◆ **TASK GOAL**
Find the lines below that contain the string "conectorilor". Copy each one.

- - -

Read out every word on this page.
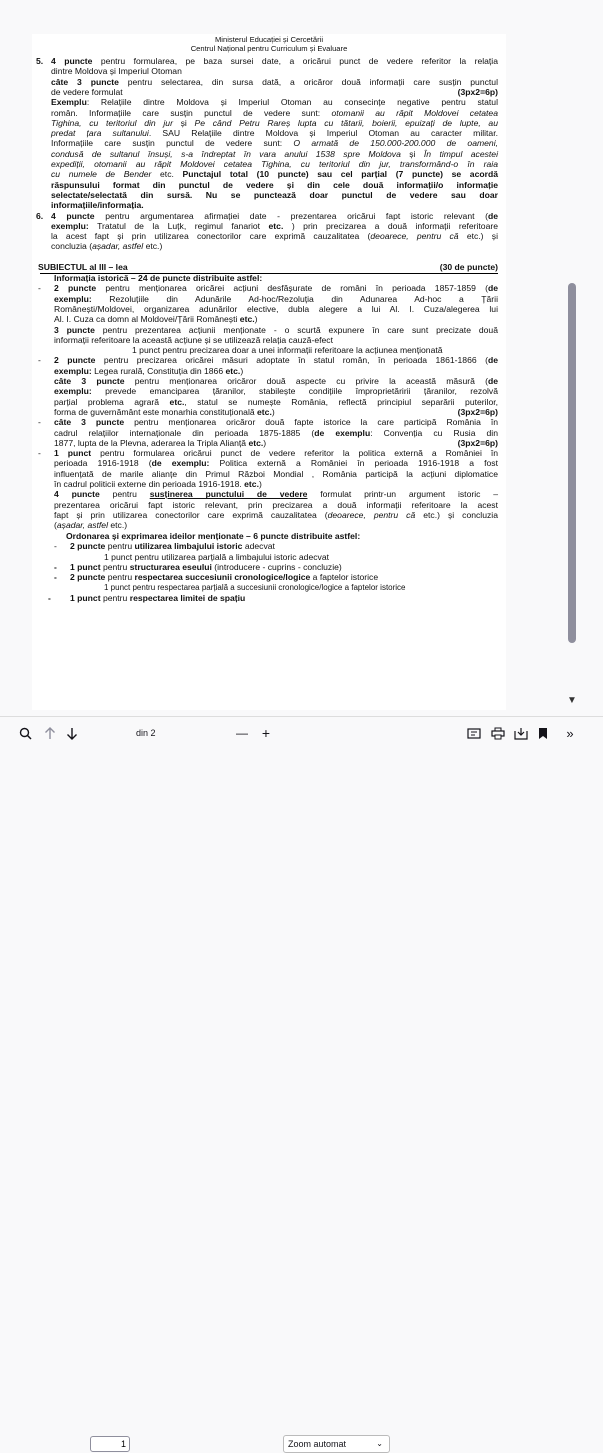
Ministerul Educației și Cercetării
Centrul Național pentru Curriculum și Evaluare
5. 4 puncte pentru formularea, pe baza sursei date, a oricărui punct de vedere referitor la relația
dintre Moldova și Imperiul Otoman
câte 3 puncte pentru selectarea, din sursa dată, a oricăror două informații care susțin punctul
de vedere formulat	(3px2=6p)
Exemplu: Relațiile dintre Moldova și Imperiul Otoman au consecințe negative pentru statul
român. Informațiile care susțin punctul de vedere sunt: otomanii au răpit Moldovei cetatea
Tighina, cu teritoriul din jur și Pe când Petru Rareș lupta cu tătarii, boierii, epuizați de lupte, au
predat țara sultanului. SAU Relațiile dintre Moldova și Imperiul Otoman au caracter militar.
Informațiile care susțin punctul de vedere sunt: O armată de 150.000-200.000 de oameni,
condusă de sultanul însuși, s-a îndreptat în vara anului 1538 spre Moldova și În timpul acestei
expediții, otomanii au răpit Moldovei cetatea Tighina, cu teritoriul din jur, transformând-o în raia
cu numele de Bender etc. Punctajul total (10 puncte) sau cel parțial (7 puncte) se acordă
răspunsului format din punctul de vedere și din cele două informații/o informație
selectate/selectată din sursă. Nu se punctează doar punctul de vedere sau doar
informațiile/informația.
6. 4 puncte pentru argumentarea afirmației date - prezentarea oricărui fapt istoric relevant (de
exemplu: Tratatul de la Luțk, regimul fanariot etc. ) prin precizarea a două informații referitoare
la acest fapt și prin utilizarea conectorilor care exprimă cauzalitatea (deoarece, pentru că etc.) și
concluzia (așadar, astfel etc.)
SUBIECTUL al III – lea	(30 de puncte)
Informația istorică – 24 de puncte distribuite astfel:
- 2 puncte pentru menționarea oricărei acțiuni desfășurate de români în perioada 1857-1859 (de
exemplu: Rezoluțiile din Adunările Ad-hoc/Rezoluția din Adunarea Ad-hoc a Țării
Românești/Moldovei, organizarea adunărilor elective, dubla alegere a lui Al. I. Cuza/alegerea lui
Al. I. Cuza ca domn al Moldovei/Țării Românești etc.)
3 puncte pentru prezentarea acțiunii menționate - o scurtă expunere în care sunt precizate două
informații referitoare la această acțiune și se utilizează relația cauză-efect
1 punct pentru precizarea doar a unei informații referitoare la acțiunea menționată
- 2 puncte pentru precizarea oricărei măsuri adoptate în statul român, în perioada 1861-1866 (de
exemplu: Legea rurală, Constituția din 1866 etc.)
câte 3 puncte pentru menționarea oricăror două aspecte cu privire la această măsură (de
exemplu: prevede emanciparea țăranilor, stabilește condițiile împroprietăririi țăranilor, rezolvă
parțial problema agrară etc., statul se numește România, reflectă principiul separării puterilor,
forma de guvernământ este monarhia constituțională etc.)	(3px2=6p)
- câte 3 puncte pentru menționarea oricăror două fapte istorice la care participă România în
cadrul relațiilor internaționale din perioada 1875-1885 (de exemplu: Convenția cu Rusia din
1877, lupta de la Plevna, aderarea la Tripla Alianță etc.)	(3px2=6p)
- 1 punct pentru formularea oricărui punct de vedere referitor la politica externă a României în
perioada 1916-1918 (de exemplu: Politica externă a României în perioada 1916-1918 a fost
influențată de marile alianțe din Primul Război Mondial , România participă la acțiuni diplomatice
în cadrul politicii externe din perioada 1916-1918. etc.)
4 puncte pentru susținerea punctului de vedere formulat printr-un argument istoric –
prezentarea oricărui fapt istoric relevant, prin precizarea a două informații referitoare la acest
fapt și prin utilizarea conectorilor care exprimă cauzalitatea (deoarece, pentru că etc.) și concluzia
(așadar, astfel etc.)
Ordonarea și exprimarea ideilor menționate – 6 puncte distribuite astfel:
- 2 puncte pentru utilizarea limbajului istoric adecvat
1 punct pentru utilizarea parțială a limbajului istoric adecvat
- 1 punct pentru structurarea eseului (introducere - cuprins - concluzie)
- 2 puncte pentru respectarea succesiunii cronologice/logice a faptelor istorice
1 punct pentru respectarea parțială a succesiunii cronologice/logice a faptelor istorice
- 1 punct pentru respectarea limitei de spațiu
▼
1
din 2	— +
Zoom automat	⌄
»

- - -

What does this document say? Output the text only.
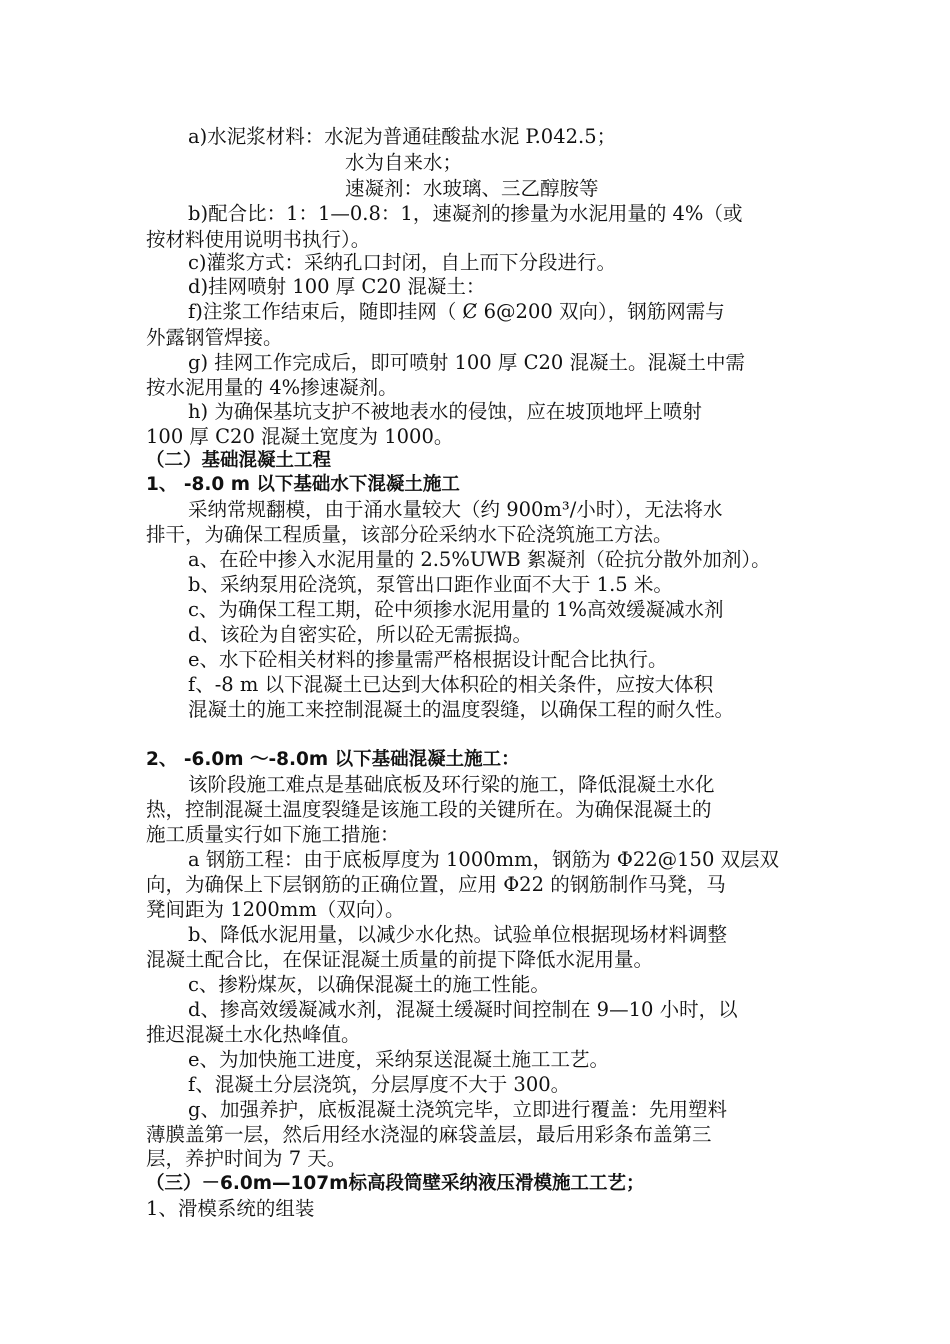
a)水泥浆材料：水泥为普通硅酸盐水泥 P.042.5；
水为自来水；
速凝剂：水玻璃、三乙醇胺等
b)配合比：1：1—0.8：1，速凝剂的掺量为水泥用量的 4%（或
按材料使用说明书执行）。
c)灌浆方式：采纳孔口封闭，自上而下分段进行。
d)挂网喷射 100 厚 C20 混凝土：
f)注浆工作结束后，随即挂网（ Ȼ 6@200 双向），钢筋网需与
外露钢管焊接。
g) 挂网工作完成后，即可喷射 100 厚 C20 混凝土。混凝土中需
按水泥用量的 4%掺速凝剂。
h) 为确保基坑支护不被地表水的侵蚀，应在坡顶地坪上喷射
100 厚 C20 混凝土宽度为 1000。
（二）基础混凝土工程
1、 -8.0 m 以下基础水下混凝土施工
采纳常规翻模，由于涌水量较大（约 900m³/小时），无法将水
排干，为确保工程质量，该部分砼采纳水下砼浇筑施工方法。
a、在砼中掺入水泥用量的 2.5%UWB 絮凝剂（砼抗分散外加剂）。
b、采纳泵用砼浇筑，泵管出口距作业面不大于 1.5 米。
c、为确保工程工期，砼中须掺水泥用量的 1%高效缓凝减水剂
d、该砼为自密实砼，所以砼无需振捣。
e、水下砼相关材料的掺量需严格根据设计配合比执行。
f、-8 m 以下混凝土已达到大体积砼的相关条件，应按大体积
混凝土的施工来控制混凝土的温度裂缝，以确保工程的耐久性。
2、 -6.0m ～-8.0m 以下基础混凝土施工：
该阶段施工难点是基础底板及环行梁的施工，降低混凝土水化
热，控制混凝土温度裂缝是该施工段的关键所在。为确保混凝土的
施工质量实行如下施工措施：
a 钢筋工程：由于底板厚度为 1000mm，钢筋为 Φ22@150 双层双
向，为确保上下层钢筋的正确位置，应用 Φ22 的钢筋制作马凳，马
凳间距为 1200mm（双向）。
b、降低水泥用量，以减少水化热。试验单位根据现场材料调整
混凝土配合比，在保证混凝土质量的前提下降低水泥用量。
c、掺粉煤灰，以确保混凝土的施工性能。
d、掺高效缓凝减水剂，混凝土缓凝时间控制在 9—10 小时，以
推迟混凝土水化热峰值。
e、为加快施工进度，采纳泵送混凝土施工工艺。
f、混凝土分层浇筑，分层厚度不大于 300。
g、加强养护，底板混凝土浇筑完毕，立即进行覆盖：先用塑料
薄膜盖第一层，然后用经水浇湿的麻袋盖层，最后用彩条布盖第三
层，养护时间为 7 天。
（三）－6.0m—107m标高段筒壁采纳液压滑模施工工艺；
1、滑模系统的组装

- - -

◆ **OUTPUT FOR THIS TASK**
la acest fapt și prin utilizarea conectorilor care exprimă cauzalitatea (deoarece, pentru că etc.) și
fapt și prin utilizarea conectorilor care exprimă cauzalitatea (deoarece, pentru că etc.) și concluzia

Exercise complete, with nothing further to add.